Source data:
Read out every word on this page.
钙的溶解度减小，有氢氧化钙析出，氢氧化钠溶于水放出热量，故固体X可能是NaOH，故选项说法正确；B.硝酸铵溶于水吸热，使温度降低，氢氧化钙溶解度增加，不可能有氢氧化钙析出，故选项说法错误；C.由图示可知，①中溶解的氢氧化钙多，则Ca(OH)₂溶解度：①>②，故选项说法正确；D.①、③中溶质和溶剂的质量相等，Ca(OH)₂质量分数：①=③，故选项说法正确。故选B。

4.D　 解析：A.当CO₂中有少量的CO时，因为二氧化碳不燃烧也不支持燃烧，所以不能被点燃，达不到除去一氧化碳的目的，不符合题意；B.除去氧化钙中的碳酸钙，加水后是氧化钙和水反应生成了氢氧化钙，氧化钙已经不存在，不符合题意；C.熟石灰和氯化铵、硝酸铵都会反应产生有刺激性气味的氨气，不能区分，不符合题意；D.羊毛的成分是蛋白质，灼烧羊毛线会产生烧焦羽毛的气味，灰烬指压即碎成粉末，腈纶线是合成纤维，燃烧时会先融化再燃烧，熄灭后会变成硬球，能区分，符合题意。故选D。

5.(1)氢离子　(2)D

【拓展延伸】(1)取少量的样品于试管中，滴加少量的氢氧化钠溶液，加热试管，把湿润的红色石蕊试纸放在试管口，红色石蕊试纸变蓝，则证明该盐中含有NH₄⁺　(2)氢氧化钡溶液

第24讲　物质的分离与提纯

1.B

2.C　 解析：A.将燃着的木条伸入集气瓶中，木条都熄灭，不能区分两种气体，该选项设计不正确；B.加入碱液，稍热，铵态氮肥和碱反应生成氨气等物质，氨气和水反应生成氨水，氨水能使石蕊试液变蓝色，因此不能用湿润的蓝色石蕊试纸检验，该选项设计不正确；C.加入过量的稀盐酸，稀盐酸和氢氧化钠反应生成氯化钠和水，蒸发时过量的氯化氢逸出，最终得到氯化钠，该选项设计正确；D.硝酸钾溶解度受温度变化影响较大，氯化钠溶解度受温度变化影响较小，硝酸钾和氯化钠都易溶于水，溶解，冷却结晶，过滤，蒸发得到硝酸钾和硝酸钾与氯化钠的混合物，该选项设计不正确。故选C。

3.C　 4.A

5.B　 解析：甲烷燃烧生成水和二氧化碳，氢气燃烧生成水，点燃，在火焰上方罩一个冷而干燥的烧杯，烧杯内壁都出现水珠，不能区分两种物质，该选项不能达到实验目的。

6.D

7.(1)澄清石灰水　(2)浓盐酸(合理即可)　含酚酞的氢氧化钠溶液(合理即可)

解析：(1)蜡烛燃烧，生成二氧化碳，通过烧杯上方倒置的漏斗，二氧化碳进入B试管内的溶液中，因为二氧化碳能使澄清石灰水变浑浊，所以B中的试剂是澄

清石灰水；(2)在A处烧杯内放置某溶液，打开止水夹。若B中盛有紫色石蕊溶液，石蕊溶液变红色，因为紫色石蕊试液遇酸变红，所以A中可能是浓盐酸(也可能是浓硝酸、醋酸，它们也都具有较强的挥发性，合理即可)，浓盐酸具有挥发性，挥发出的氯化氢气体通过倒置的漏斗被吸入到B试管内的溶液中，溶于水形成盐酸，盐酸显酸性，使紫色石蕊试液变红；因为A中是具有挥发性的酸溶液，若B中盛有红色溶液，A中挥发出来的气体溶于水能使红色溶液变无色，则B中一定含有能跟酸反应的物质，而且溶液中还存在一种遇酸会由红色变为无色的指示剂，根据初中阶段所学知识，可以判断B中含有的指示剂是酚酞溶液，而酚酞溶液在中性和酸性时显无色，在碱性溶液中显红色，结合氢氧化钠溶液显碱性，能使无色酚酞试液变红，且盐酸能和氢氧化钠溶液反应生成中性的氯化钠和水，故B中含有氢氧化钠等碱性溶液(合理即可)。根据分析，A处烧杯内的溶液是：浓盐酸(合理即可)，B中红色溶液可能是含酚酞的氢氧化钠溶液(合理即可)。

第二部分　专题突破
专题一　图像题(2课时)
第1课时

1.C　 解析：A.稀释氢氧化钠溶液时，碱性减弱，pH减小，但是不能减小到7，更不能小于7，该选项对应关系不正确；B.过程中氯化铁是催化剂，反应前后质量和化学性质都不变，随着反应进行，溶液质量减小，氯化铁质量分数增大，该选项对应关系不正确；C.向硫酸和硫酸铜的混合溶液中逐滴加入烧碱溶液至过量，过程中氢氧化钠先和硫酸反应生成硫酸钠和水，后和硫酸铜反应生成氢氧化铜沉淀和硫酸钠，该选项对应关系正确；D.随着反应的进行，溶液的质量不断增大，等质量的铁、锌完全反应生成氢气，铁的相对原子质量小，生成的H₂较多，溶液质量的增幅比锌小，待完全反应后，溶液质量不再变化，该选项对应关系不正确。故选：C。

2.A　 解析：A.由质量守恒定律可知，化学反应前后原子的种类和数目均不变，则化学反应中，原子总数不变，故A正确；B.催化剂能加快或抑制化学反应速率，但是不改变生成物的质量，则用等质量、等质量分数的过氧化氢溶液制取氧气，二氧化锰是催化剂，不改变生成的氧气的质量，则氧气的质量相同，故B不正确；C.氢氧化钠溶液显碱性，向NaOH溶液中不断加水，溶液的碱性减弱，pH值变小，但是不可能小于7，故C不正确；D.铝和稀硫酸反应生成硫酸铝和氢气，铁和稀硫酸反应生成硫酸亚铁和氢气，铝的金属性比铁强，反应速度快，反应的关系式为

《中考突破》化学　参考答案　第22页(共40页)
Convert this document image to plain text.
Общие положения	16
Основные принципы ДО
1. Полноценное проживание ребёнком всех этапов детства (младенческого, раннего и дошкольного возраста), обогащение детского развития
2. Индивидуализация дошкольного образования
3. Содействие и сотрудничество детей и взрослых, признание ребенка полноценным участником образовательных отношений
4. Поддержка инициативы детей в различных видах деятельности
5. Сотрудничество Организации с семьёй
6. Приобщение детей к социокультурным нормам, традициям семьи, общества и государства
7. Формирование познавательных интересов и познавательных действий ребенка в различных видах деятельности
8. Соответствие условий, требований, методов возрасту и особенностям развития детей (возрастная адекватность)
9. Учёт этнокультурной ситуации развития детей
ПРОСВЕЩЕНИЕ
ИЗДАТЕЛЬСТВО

_Task requirements:_
Return each entry from the material above exactly as it appears.

_Completed task:_
Read out every word on this page.
钙的溶解度减小，有氢氧化钙析出，氢氧化钠溶于水放出热量，故固体X可能是NaOH，故选项说法正确；B.硝酸铵溶于水吸热，使温度降低，氢氧化钙溶解度增加，不可能有氢氧化钙析出，故选项说法错误；C.由图示可知，①中溶解的氢氧化钙多，则Ca(OH)₂溶解度：①>②，故选项说法正确；D.①、③中溶质和溶剂的质量相等，Ca(OH)₂质量分数：①=③，故选项说法正确。故选B。

4.D　 解析：A.当CO₂中有少量的CO时，因为二氧化碳不燃烧也不支持燃烧，所以不能被点燃，达不到除去一氧化碳的目的，不符合题意；B.除去氧化钙中的碳酸钙，加水后是氧化钙和水反应生成了氢氧化钙，氧化钙已经不存在，不符合题意；C.熟石灰和氯化铵、硝酸铵都会反应产生有刺激性气味的氨气，不能区分，不符合题意；D.羊毛的成分是蛋白质，灼烧羊毛线会产生烧焦羽毛的气味，灰烬指压即碎成粉末，腈纶线是合成纤维，燃烧时会先融化再燃烧，熄灭后会变成硬球，能区分，符合题意。故选D。

5.(1)氢离子　(2)D

【拓展延伸】(1)取少量的样品于试管中，滴加少量的氢氧化钠溶液，加热试管，把湿润的红色石蕊试纸放在试管口，红色石蕊试纸变蓝，则证明该盐中含有NH₄⁺　(2)氢氧化钡溶液

第24讲　物质的分离与提纯

1.B

2.C　 解析：A.将燃着的木条伸入集气瓶中，木条都熄灭，不能区分两种气体，该选项设计不正确；B.加入碱液，稍热，铵态氮肥和碱反应生成氨气等物质，氨气和水反应生成氨水，氨水能使石蕊试液变蓝色，因此不能用湿润的蓝色石蕊试纸检验，该选项设计不正确；C.加入过量的稀盐酸，稀盐酸和氢氧化钠反应生成氯化钠和水，蒸发时过量的氯化氢逸出，最终得到氯化钠，该选项设计正确；D.硝酸钾溶解度受温度变化影响较大，氯化钠溶解度受温度变化影响较小，硝酸钾和氯化钠都易溶于水，溶解，冷却结晶，过滤，蒸发得到硝酸钾和硝酸钾与氯化钠的混合物，该选项设计不正确。故选C。

3.C　 4.A

5.B　 解析：甲烷燃烧生成水和二氧化碳，氢气燃烧生成水，点燃，在火焰上方罩一个冷而干燥的烧杯，烧杯内壁都出现水珠，不能区分两种物质，该选项不能达到实验目的。

6.D

7.(1)澄清石灰水　(2)浓盐酸(合理即可)　含酚酞的氢氧化钠溶液(合理即可)

解析：(1)蜡烛燃烧，生成二氧化碳，通过烧杯上方倒置的漏斗，二氧化碳进入B试管内的溶液中，因为二氧化碳能使澄清石灰水变浑浊，所以B中的试剂是澄

清石灰水；(2)在A处烧杯内放置某溶液，打开止水夹。若B中盛有紫色石蕊溶液，石蕊溶液变红色，因为紫色石蕊试液遇酸变红，所以A中可能是浓盐酸(也可能是浓硝酸、醋酸，它们也都具有较强的挥发性，合理即可)，浓盐酸具有挥发性，挥发出的氯化氢气体通过倒置的漏斗被吸入到B试管内的溶液中，溶于水形成盐酸，盐酸显酸性，使紫色石蕊试液变红；因为A中是具有挥发性的酸溶液，若B中盛有红色溶液，A中挥发出来的气体溶于水能使红色溶液变无色，则B中一定含有能跟酸反应的物质，而且溶液中还存在一种遇酸会由红色变为无色的指示剂，根据初中阶段所学知识，可以判断B中含有的指示剂是酚酞溶液，而酚酞溶液在中性和酸性时显无色，在碱性溶液中显红色，结合氢氧化钠溶液显碱性，能使无色酚酞试液变红，且盐酸能和氢氧化钠溶液反应生成中性的氯化钠和水，故B中含有氢氧化钠等碱性溶液(合理即可)。根据分析，A处烧杯内的溶液是：浓盐酸(合理即可)，B中红色溶液可能是含酚酞的氢氧化钠溶液(合理即可)。

第二部分　专题突破
专题一　图像题(2课时)
第1课时

1.C　 解析：A.稀释氢氧化钠溶液时，碱性减弱，pH减小，但是不能减小到7，更不能小于7，该选项对应关系不正确；B.过程中氯化铁是催化剂，反应前后质量和化学性质都不变，随着反应进行，溶液质量减小，氯化铁质量分数增大，该选项对应关系不正确；C.向硫酸和硫酸铜的混合溶液中逐滴加入烧碱溶液至过量，过程中氢氧化钠先和硫酸反应生成硫酸钠和水，后和硫酸铜反应生成氢氧化铜沉淀和硫酸钠，该选项对应关系正确；D.随着反应的进行，溶液的质量不断增大，等质量的铁、锌完全反应生成氢气，铁的相对原子质量小，生成的H₂较多，溶液质量的增幅比锌小，待完全反应后，溶液质量不再变化，该选项对应关系不正确。故选：C。

2.A　 解析：A.由质量守恒定律可知，化学反应前后原子的种类和数目均不变，则化学反应中，原子总数不变，故A正确；B.催化剂能加快或抑制化学反应速率，但是不改变生成物的质量，则用等质量、等质量分数的过氧化氢溶液制取氧气，二氧化锰是催化剂，不改变生成的氧气的质量，则氧气的质量相同，故B不正确；C.氢氧化钠溶液显碱性，向NaOH溶液中不断加水，溶液的碱性减弱，pH值变小，但是不可能小于7，故C不正确；D.铝和稀硫酸反应生成硫酸铝和氢气，铁和稀硫酸反应生成硫酸亚铁和氢气，铝的金属性比铁强，反应速度快，反应的关系式为

《中考突破》化学　参考答案　第22页(共40页)
Convert this document image to plain text.
Общие положения	16
Основные принципы ДО
1. Полноценное проживание ребёнком всех этапов детства (младенческого, раннего и дошкольного возраста), обогащение детского развития
2. Индивидуализация дошкольного образования
3. Содействие и сотрудничество детей и взрослых, признание ребенка полноценным участником образовательных отношений
4. Поддержка инициативы детей в различных видах деятельности
5. Сотрудничество Организации с семьёй
6. Приобщение детей к социокультурным нормам, традициям семьи, общества и государства
7. Формирование познавательных интересов и познавательных действий ребенка в различных видах деятельности
8. Соответствие условий, требований, методов возрасту и особенностям развития детей (возрастная адекватность)
9. Учёт этнокультурной ситуации развития детей
ПРОСВЕЩЕНИЕ
ИЗДАТЕЛЬСТВО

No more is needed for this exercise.